PROBLEM REQUIREMENTS —
Repeat each line exactly, leaving nothing out.

[Data items]
>>>>>
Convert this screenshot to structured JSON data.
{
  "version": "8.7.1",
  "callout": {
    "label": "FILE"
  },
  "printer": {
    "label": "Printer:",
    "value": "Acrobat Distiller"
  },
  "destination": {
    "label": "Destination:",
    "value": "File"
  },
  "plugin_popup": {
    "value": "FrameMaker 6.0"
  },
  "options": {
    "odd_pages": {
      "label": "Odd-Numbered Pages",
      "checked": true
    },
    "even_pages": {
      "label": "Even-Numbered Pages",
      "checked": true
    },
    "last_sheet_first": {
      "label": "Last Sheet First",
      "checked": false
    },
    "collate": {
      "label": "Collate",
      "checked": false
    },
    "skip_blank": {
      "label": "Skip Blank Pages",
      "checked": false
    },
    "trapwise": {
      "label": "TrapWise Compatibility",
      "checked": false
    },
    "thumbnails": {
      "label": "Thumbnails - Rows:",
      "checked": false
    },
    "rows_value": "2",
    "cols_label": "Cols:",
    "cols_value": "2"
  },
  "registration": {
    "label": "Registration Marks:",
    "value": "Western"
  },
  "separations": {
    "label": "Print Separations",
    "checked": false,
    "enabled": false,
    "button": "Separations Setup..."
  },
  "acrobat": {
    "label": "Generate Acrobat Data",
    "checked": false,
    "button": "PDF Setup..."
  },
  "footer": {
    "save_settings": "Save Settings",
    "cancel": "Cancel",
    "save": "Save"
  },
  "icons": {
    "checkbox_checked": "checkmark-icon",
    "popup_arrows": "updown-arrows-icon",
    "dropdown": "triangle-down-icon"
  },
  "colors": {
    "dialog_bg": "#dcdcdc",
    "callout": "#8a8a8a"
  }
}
<<<<<
WRITTEN SOLUTION —
Convert this screenshot to structured JSON data.
{
  "version": "8.7.1",
  "callout": {
    "label": "FILE"
  },
  "printer": {
    "label": "Printer:",
    "value": "Acrobat Distiller"
  },
  "destination": {
    "label": "Destination:",
    "value": "File"
  },
  "plugin_popup": {
    "value": "FrameMaker 6.0"
  },
  "options": {
    "odd_pages": {
      "label": "Odd-Numbered Pages",
      "checked": true
    },
    "even_pages": {
      "label": "Even-Numbered Pages",
      "checked": true
    },
    "last_sheet_first": {
      "label": "Last Sheet First",
      "checked": false
    },
    "collate": {
      "label": "Collate",
      "checked": false
    },
    "skip_blank": {
      "label": "Skip Blank Pages",
      "checked": false
    },
    "trapwise": {
      "label": "TrapWise Compatibility",
      "checked": false
    },
    "thumbnails": {
      "label": "Thumbnails - Rows:",
      "checked": false
    },
    "rows_value": "2",
    "cols_label": "Cols:",
    "cols_value": "2"
  },
  "registration": {
    "label": "Registration Marks:",
    "value": "Western"
  },
  "separations": {
    "label": "Print Separations",
    "checked": false,
    "enabled": false,
    "button": "Separations Setup..."
  },
  "acrobat": {
    "label": "Generate Acrobat Data",
    "checked": false,
    "button": "PDF Setup..."
  },
  "footer": {
    "save_settings": "Save Settings",
    "cancel": "Cancel",
    "save": "Save"
  },
  "icons": {
    "checkbox_checked": "checkmark-icon",
    "popup_arrows": "updown-arrows-icon",
    "dropdown": "triangle-down-icon"
  },
  "colors": {
    "dialog_bg": "#dcdcdc",
    "callout": "#8a8a8a"
  }
}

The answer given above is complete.